» **Your goal**:
Omit every image, and transcribe the remaining entries exactly as given.

» **Task data**:

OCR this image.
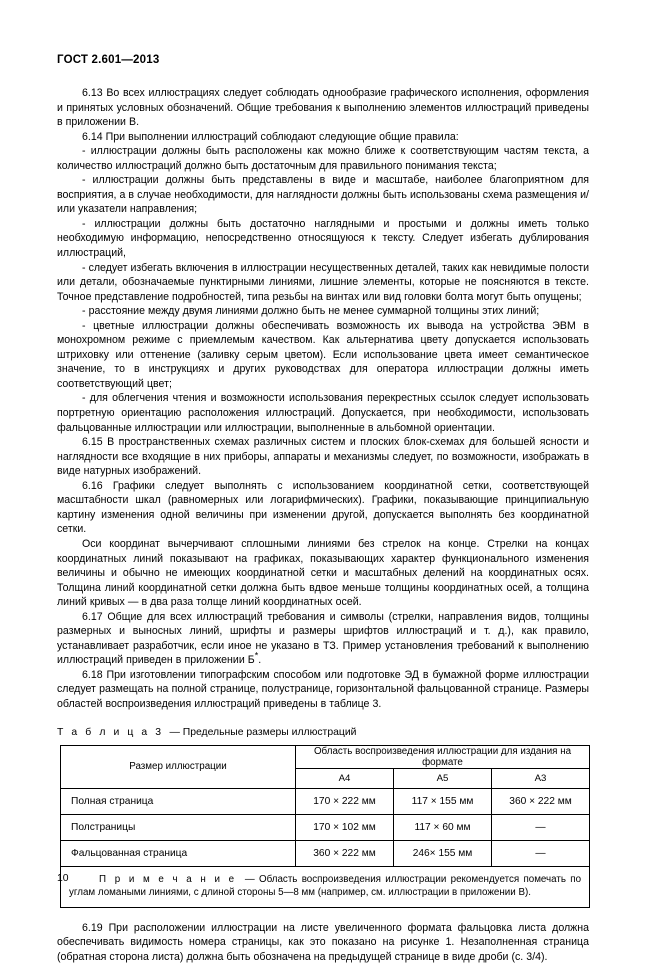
ГОСТ 2.601—2013

6.13 Во всех иллюстрациях следует соблюдать однообразие графического исполнения, оформления и принятых условных обозначений. Общие требования к выполнению элементов иллюстраций приведены в приложении В.

6.14 При выполнении иллюстраций соблюдают следующие общие правила:

- иллюстрации должны быть расположены как можно ближе к соответствующим частям текста, а количество иллюстраций должно быть достаточным для правильного понимания текста;

- иллюстрации должны быть представлены в виде и масштабе, наиболее благоприятном для восприятия, а в случае необходимости, для наглядности должны быть использованы схема размещения и/или указатели направления;

- иллюстрации должны быть достаточно наглядными и простыми и должны иметь только необходимую информацию, непосредственно относящуюся к тексту. Следует избегать дублирования иллюстраций,

- следует избегать включения в иллюстрации несущественных деталей, таких как невидимые полости или детали, обозначаемые пунктирными линиями, лишние элементы, которые не поясняются в тексте. Точное представление подробностей, типа резьбы на винтах или вид головки болта могут быть опущены;

- расстояние между двумя линиями должно быть не менее суммарной толщины этих линий;

- цветные иллюстрации должны обеспечивать возможность их вывода на устройства ЭВМ в монохромном режиме с приемлемым качеством. Как альтернатива цвету допускается использовать штриховку или оттенение (заливку серым цветом). Если использование цвета имеет семантическое значение, то в инструкциях и других руководствах для оператора иллюстрации должны иметь соответствующий цвет;

- для облегчения чтения и возможности использования перекрестных ссылок следует использовать портретную ориентацию расположения иллюстраций. Допускается, при необходимости, использовать фальцованные иллюстрации или иллюстрации, выполненные в альбомной ориентации.

6.15 В пространственных схемах различных систем и плоских блок-схемах для большей ясности и наглядности все входящие в них приборы, аппараты и механизмы следует, по возможности, изображать в виде натурных изображений.

6.16 Графики следует выполнять с использованием координатной сетки, соответствующей масштабности шкал (равномерных или логарифмических). Графики, показывающие принципиальную картину изменения одной величины при изменении другой, допускается выполнять без координатной сетки.

Оси координат вычерчивают сплошными линиями без стрелок на конце. Стрелки на концах координатных линий показывают на графиках, показывающих характер функционального изменения величины и обычно не имеющих координатной сетки и масштабных делений на координатных осях. Толщина линий координатной сетки должна быть вдвое меньше толщины координатных осей, а толщина линий кривых — в два раза толще линий координатных осей.

6.17 Общие для всех иллюстраций требования и символы (стрелки, направления видов, толщины размерных и выносных линий, шрифты и размеры шрифтов иллюстраций и т. д.), как правило, устанавливает разработчик, если иное не указано в ТЗ. Пример установления требований к выполнению иллюстраций приведен в приложении Б*.

6.18 При изготовлении типографским способом или подготовке ЭД в бумажной форме иллюстрации следует размещать на полной странице, полустранице, горизонтальной фальцованной странице. Размеры областей воспроизведения иллюстраций приведены в таблице 3.

Т а б л и ц а 3 — Предельные размеры иллюстраций
Размер иллюстрации	Область воспроизведения иллюстрации для издания на формате		
	А4	А5	А3
Полная страница	170 × 222 мм	117 × 155 мм	360 × 222 мм
Полстраницы	170 × 102 мм	117 × 60 мм	—
Фальцованная страница	360 × 222 мм	246× 155 мм	—
П р и м е ч а н и е — Область воспроизведения иллюстрации рекомендуется помечать по углам ломаными линиями, с длиной стороны 5—8 мм (например, см. иллюстрации в приложении В).			

6.19 При расположении иллюстрации на листе увеличенного формата фальцовка листа должна обеспечивать видимость номера страницы, как это показано на рисунке 1. Незаполненная страница (обратная сторона листа) должна быть обозначена на предыдущей странице в виде дроби (с. 3/4).

10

» **Task answer**:
OCR this image.
ГОСТ 2.601—2013

6.13 Во всех иллюстрациях следует соблюдать однообразие графического исполнения, оформления и принятых условных обозначений. Общие требования к выполнению элементов иллюстраций приведены в приложении В.

6.14 При выполнении иллюстраций соблюдают следующие общие правила:

- иллюстрации должны быть расположены как можно ближе к соответствующим частям текста, а количество иллюстраций должно быть достаточным для правильного понимания текста;

- иллюстрации должны быть представлены в виде и масштабе, наиболее благоприятном для восприятия, а в случае необходимости, для наглядности должны быть использованы схема размещения и/или указатели направления;

- иллюстрации должны быть достаточно наглядными и простыми и должны иметь только необходимую информацию, непосредственно относящуюся к тексту. Следует избегать дублирования иллюстраций,

- следует избегать включения в иллюстрации несущественных деталей, таких как невидимые полости или детали, обозначаемые пунктирными линиями, лишние элементы, которые не поясняются в тексте. Точное представление подробностей, типа резьбы на винтах или вид головки болта могут быть опущены;

- расстояние между двумя линиями должно быть не менее суммарной толщины этих линий;

- цветные иллюстрации должны обеспечивать возможность их вывода на устройства ЭВМ в монохромном режиме с приемлемым качеством. Как альтернатива цвету допускается использовать штриховку или оттенение (заливку серым цветом). Если использование цвета имеет семантическое значение, то в инструкциях и других руководствах для оператора иллюстрации должны иметь соответствующий цвет;

- для облегчения чтения и возможности использования перекрестных ссылок следует использовать портретную ориентацию расположения иллюстраций. Допускается, при необходимости, использовать фальцованные иллюстрации или иллюстрации, выполненные в альбомной ориентации.

6.15 В пространственных схемах различных систем и плоских блок-схемах для большей ясности и наглядности все входящие в них приборы, аппараты и механизмы следует, по возможности, изображать в виде натурных изображений.

6.16 Графики следует выполнять с использованием координатной сетки, соответствующей масштабности шкал (равномерных или логарифмических). Графики, показывающие принципиальную картину изменения одной величины при изменении другой, допускается выполнять без координатной сетки.

Оси координат вычерчивают сплошными линиями без стрелок на конце. Стрелки на концах координатных линий показывают на графиках, показывающих характер функционального изменения величины и обычно не имеющих координатной сетки и масштабных делений на координатных осях. Толщина линий координатной сетки должна быть вдвое меньше толщины координатных осей, а толщина линий кривых — в два раза толще линий координатных осей.

6.17 Общие для всех иллюстраций требования и символы (стрелки, направления видов, толщины размерных и выносных линий, шрифты и размеры шрифтов иллюстраций и т. д.), как правило, устанавливает разработчик, если иное не указано в ТЗ. Пример установления требований к выполнению иллюстраций приведен в приложении Б*.

6.18 При изготовлении типографским способом или подготовке ЭД в бумажной форме иллюстрации следует размещать на полной странице, полустранице, горизонтальной фальцованной странице. Размеры областей воспроизведения иллюстраций приведены в таблице 3.

Т а б л и ц а 3 — Предельные размеры иллюстраций
Размер иллюстрации	Область воспроизведения иллюстрации для издания на формате		
	А4	А5	А3
Полная страница	170 × 222 мм	117 × 155 мм	360 × 222 мм
Полстраницы	170 × 102 мм	117 × 60 мм	—
Фальцованная страница	360 × 222 мм	246× 155 мм	—
П р и м е ч а н и е — Область воспроизведения иллюстрации рекомендуется помечать по углам ломаными линиями, с длиной стороны 5—8 мм (например, см. иллюстрации в приложении В).			

6.19 При расположении иллюстрации на листе увеличенного формата фальцовка листа должна обеспечивать видимость номера страницы, как это показано на рисунке 1. Незаполненная страница (обратная сторона листа) должна быть обозначена на предыдущей странице в виде дроби (с. 3/4).

10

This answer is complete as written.